DATA SHOWN
#####

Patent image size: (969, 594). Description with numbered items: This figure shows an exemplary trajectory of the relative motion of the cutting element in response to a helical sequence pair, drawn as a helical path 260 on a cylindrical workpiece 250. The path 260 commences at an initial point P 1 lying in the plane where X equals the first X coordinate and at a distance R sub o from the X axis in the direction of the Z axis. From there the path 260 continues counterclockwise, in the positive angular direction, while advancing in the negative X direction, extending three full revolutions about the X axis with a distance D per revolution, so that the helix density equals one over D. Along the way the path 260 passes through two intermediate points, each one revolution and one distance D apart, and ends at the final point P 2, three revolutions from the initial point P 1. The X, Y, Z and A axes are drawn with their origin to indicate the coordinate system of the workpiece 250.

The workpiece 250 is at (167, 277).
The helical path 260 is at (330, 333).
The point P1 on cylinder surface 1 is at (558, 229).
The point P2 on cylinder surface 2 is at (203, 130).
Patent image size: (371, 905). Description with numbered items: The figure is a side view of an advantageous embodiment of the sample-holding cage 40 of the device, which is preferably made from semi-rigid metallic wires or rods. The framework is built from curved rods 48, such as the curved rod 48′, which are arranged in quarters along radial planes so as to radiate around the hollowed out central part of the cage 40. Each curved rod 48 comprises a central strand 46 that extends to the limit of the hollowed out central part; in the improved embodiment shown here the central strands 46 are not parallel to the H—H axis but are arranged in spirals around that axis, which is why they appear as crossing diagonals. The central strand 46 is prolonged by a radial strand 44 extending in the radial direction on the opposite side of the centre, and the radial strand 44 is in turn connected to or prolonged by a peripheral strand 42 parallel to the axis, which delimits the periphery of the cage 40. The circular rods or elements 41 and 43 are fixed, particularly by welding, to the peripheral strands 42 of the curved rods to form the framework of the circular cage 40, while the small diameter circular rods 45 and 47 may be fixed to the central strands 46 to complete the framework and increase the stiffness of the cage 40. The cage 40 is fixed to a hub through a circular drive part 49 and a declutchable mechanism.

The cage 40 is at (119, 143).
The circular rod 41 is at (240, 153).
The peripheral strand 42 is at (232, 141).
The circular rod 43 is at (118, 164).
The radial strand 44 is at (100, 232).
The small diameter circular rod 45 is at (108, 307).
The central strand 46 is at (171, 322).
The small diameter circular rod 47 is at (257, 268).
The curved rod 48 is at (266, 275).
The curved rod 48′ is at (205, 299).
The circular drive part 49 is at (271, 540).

#####

EXERCISE
Copy the material exactly, beginning with its first line and continuing through the line that contains "The point P2", including both of those lines.

THE ANSWER
Patent image size: (969, 594). Description with numbered items: This figure shows an exemplary trajectory of the relative motion of the cutting element in response to a helical sequence pair, drawn as a helical path 260 on a cylindrical workpiece 250. The path 260 commences at an initial point P 1 lying in the plane where X equals the first X coordinate and at a distance R sub o from the X axis in the direction of the Z axis. From there the path 260 continues counterclockwise, in the positive angular direction, while advancing in the negative X direction, extending three full revolutions about the X axis with a distance D per revolution, so that the helix density equals one over D. Along the way the path 260 passes through two intermediate points, each one revolution and one distance D apart, and ends at the final point P 2, three revolutions from the initial point P 1. The X, Y, Z and A axes are drawn with their origin to indicate the coordinate system of the workpiece 250.

The workpiece 250 is at (167, 277).
The helical path 260 is at (330, 333).
The point P1 on cylinder surface 1 is at (558, 229).
The point P2 on cylinder surface 2 is at (203, 130).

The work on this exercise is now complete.